### Prompt:
Copy out every line of the records where the string "JSON" occurs.

* START Data records *

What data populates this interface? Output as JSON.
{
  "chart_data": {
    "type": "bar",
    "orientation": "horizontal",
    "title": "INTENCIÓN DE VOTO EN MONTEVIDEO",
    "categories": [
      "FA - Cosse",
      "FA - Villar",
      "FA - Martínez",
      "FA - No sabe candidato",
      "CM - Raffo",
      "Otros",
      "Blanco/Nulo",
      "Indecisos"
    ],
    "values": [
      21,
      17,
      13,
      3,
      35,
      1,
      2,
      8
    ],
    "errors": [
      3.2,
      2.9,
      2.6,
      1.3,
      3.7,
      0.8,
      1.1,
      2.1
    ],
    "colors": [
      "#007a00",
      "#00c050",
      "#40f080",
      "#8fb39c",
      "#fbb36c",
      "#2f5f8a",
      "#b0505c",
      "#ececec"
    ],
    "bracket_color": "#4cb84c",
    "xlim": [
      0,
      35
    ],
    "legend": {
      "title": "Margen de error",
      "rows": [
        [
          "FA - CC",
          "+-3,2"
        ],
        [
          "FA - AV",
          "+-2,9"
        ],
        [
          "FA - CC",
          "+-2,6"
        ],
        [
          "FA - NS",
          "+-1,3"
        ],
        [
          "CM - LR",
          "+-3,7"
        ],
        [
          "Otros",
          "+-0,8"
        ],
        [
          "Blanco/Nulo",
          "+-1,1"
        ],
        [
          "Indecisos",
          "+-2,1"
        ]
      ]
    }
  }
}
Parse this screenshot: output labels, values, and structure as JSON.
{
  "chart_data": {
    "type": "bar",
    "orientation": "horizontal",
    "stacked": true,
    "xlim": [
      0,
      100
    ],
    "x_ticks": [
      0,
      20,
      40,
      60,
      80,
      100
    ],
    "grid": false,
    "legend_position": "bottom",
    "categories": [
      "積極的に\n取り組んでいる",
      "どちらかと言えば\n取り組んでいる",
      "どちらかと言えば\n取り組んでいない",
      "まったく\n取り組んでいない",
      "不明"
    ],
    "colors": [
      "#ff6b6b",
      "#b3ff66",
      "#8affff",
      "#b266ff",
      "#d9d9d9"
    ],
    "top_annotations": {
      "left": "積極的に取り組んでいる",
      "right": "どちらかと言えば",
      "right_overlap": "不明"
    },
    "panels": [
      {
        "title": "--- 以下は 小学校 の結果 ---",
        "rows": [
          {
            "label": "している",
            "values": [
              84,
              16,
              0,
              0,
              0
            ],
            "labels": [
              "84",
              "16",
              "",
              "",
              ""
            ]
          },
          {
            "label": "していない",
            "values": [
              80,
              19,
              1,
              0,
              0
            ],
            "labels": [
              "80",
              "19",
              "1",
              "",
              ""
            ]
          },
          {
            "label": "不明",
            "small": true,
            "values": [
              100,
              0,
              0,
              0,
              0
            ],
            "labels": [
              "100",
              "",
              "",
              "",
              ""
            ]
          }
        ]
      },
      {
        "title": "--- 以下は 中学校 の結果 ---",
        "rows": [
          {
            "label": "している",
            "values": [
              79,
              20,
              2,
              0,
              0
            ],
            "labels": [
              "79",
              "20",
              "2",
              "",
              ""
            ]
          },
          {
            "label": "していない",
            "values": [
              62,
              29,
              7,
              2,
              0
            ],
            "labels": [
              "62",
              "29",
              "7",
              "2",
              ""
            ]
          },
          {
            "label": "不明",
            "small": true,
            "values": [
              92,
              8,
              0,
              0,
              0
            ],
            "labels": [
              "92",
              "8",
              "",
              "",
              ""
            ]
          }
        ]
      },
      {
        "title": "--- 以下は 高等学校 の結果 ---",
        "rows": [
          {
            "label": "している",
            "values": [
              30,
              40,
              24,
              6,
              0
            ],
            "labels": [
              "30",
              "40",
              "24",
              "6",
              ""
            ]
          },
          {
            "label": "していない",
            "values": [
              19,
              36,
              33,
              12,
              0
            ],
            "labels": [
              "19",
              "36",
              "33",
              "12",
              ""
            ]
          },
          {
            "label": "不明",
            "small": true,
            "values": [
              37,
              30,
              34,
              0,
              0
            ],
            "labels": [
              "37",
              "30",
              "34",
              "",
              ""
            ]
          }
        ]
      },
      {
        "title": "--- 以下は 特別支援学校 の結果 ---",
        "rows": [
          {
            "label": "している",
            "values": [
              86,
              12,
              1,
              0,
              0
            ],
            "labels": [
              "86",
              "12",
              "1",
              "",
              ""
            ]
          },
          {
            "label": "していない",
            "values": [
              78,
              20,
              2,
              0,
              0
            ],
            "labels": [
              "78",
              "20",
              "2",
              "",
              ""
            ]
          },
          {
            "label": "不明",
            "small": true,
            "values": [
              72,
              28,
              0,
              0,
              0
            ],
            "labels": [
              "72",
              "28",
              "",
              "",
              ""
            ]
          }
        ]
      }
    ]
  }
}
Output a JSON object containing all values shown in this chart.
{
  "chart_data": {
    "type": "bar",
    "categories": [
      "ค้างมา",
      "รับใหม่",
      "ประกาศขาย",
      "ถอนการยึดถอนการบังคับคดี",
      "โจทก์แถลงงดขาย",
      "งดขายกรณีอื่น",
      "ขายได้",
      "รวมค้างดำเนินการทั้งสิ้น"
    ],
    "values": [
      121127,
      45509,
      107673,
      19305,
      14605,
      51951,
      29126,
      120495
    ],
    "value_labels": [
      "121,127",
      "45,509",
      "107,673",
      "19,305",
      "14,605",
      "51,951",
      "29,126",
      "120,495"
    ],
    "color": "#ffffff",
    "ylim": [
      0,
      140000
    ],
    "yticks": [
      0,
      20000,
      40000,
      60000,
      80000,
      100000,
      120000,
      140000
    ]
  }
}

* END Data records *

### Final result:
What data populates this interface? Output as JSON.
Parse this screenshot: output labels, values, and structure as JSON.
Output a JSON object containing all values shown in this chart.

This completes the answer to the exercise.